::: Reading passage :::
Open delvillarjavier opened 1 year ago
This makes me wonder, do you want to also see the code for other datasets listed in catalog.yml
too?
Hello! I was thinking about that, I just want some idea of the data I would get or where is it, in the case there is no "File Path" attribute. :)
Update: Leaving an update here on progress, and potential next steps! As useful context for anyone re-visiting.
We decided to split this issue into two parts:
Reason for this is that we'd need some more time on finalising the design for those other 7 datasets - the SQL-dataset is still technically 'Code', and hence would fall in-line with a 'Show Code' / Code preview window. The other 7 in contrast may only have a URL (e.g. API) or source database, and our plan is to re-think where exactly they should go in the metadata window instead of adding it now and needing to refactor it later.
Current PR implements the 1st task fully in the meantime! https://github.com/kedro-org/kedro-viz/pull/1564
One question (maybe a bit too late, apologies): wouldn't it be easier to display the whole YAML definition of the dataset? So, instead of just the SQL query, the whole thing:
shuttle_id_dataset:
type: pandas.SQLQueryDataset
sql: "select shuttle, shuttle_id from spaceflights.shuttles;"
::: Dataset content :::
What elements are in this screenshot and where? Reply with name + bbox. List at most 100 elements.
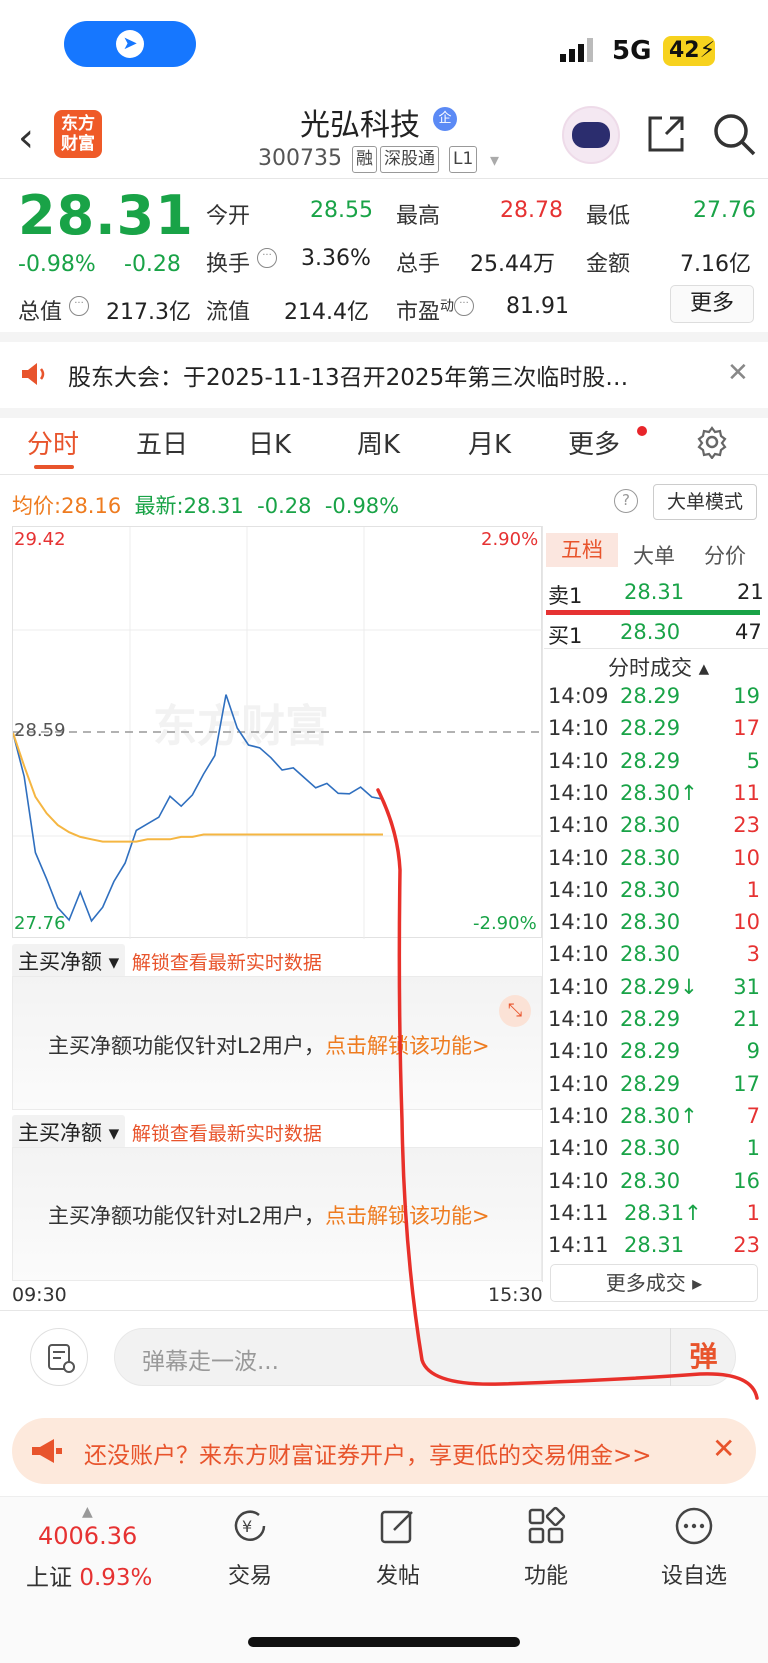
:::
> _Requirement 1_
In the thread about showing dataset code, retype the passage from "Open delvillarjavier opened" up to and including "for anyone re-visiting.".
> _Requirement 2_
Answer these questions about the thread on showing dataset code:
(a) Which file lists the other datasets whose code someone might want to see?
(b) How many other datasets need more time to finalize the design?
(c) What type is given for shuttle_id_dataset in the YAML definition?

> _Complete answer 1_
Open delvillarjavier opened 1 year ago
This makes me wonder, do you want to also see the code for other datasets listed in catalog.yml
too?
Hello! I was thinking about that, I just want some idea of the data I would get or where is it, in the case there is no "File Path" attribute. :)
Update: Leaving an update here on progress, and potential next steps! As useful context for anyone re-visiting.

> _Complete answer 2_
(a) catalog.yml
(b) 7
(c) pandas.SQLQueryDataset